**YOUR OBJECTIVE:** Return each line holding the string "document".

(Data records)
········
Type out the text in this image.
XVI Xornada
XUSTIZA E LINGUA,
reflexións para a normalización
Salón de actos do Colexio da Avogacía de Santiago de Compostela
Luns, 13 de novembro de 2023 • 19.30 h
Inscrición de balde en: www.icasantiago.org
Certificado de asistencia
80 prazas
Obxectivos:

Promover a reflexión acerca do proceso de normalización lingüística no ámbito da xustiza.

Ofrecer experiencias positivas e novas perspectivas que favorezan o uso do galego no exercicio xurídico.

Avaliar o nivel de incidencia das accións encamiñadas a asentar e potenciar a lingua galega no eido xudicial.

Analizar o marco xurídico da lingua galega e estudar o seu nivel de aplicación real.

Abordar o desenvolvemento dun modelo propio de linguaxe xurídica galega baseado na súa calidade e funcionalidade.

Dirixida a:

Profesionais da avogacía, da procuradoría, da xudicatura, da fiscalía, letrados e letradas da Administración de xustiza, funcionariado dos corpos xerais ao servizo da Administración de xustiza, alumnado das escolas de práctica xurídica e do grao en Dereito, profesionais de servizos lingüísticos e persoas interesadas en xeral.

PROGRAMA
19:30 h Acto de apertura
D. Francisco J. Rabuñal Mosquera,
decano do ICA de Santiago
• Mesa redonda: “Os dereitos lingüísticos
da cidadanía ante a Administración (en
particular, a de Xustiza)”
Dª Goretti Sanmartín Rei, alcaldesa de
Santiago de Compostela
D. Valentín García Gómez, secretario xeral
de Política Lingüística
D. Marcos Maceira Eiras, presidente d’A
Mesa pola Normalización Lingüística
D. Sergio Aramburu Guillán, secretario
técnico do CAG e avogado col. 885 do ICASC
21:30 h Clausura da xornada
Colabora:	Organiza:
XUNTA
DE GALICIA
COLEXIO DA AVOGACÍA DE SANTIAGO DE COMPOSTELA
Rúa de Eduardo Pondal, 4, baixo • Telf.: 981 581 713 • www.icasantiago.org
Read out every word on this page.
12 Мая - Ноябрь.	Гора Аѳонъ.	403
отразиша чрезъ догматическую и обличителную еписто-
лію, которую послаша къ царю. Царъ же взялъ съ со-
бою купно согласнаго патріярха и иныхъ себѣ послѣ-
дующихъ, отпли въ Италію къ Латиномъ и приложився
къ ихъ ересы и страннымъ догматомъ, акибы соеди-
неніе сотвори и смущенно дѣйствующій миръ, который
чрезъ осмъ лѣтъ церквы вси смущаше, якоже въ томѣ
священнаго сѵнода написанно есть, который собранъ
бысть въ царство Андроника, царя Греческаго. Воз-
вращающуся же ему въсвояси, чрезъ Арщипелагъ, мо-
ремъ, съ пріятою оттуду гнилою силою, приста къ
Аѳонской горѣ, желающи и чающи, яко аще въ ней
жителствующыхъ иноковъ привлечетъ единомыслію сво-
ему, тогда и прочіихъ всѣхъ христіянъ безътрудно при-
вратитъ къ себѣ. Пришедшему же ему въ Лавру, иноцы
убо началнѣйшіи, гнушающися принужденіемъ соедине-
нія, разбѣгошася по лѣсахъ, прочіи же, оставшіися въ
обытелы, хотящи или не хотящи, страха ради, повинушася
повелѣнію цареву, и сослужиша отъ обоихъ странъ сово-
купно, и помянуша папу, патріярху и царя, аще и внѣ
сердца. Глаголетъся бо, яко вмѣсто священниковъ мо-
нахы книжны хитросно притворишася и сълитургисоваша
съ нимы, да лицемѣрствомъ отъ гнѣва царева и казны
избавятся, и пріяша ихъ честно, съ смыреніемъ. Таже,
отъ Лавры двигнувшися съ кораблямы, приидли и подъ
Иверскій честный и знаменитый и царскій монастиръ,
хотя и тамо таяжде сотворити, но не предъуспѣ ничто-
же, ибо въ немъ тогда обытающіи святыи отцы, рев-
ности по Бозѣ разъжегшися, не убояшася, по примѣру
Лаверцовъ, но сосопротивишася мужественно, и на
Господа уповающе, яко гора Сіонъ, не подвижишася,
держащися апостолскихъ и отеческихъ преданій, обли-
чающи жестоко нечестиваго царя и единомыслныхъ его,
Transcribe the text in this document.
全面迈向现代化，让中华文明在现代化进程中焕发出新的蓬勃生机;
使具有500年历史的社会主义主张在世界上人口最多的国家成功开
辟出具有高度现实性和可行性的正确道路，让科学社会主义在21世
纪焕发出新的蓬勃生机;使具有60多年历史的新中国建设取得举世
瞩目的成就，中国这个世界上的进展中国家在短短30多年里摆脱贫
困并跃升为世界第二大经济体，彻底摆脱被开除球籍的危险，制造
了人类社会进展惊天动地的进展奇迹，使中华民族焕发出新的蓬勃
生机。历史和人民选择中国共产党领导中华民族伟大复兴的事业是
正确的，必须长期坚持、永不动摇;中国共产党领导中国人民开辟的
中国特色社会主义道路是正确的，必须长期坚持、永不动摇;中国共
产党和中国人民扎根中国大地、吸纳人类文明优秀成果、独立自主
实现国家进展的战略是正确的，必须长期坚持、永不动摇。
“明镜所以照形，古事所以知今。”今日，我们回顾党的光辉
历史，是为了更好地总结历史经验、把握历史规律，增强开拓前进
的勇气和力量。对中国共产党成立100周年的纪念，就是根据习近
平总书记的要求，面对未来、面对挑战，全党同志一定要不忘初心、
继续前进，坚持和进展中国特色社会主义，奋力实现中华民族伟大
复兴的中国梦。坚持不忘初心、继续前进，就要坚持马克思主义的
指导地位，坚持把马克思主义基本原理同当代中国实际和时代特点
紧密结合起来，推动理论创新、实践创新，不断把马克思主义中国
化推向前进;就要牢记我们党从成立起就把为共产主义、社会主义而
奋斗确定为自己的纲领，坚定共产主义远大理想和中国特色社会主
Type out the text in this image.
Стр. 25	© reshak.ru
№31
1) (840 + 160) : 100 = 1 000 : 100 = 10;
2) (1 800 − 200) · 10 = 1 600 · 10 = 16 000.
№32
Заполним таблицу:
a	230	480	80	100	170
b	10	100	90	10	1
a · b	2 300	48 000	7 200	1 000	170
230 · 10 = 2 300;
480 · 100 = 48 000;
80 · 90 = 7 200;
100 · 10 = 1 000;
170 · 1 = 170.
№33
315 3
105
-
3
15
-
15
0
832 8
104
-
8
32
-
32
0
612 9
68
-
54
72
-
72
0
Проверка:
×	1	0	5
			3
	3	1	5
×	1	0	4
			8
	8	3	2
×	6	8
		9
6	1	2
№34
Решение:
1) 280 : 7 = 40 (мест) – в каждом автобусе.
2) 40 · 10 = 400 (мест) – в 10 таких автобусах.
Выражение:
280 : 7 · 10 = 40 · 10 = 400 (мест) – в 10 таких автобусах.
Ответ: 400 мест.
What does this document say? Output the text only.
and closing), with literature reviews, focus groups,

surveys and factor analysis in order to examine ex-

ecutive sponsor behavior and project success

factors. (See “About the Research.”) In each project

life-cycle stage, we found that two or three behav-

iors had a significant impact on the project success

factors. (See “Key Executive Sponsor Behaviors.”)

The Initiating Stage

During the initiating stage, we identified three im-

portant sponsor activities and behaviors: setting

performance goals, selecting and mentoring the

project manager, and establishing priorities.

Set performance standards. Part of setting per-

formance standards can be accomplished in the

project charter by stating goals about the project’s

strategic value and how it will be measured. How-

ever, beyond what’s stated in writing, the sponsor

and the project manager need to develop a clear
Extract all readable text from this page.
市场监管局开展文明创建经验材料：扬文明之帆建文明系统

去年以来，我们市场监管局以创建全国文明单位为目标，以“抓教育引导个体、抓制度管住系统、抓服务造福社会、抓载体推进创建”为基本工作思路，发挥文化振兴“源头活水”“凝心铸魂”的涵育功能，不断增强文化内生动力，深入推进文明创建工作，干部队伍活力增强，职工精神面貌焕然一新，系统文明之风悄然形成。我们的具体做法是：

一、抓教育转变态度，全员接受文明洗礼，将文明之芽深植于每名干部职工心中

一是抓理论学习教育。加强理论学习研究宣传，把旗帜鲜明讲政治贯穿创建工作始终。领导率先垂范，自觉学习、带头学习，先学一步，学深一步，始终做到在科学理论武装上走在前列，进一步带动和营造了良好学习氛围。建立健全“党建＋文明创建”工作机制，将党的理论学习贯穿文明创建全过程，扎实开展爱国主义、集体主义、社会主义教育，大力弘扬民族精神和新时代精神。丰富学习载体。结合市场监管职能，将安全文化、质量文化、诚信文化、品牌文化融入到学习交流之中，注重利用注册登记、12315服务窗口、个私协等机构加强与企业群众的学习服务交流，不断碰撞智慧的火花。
········
**SOLUTION FOR THIS PROBLEM:**
Transcribe the text in this document.
What does this document say? Output the text only.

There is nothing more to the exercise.